───── Materials provided

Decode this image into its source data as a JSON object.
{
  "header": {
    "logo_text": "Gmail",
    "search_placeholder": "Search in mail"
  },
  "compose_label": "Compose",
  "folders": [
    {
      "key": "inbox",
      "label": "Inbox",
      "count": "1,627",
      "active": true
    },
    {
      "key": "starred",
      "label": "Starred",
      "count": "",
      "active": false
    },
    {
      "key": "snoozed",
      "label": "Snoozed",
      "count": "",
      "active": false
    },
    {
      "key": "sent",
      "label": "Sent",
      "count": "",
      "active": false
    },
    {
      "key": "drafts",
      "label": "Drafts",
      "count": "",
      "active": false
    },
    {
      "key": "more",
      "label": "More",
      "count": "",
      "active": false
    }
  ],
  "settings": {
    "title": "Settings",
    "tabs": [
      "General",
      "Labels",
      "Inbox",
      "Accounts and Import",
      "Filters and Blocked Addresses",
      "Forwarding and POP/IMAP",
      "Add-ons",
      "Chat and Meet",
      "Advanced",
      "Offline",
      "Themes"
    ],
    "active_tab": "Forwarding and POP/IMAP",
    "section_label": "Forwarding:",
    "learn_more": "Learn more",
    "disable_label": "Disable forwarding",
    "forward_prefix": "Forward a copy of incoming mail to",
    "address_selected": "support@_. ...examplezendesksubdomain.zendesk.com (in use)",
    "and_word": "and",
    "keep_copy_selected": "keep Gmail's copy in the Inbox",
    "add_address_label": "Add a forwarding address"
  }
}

──────────

### The task:
Please reproduce every line of the material word for word.

### Reply to the task:
Decode this image into its source data as a JSON object.
{
  "header": {
    "logo_text": "Gmail",
    "search_placeholder": "Search in mail"
  },
  "compose_label": "Compose",
  "folders": [
    {
      "key": "inbox",
      "label": "Inbox",
      "count": "1,627",
      "active": true
    },
    {
      "key": "starred",
      "label": "Starred",
      "count": "",
      "active": false
    },
    {
      "key": "snoozed",
      "label": "Snoozed",
      "count": "",
      "active": false
    },
    {
      "key": "sent",
      "label": "Sent",
      "count": "",
      "active": false
    },
    {
      "key": "drafts",
      "label": "Drafts",
      "count": "",
      "active": false
    },
    {
      "key": "more",
      "label": "More",
      "count": "",
      "active": false
    }
  ],
  "settings": {
    "title": "Settings",
    "tabs": [
      "General",
      "Labels",
      "Inbox",
      "Accounts and Import",
      "Filters and Blocked Addresses",
      "Forwarding and POP/IMAP",
      "Add-ons",
      "Chat and Meet",
      "Advanced",
      "Offline",
      "Themes"
    ],
    "active_tab": "Forwarding and POP/IMAP",
    "section_label": "Forwarding:",
    "learn_more": "Learn more",
    "disable_label": "Disable forwarding",
    "forward_prefix": "Forward a copy of incoming mail to",
    "address_selected": "support@_. ...examplezendesksubdomain.zendesk.com (in use)",
    "and_word": "and",
    "keep_copy_selected": "keep Gmail's copy in the Inbox",
    "add_address_label": "Add a forwarding address"
  }
}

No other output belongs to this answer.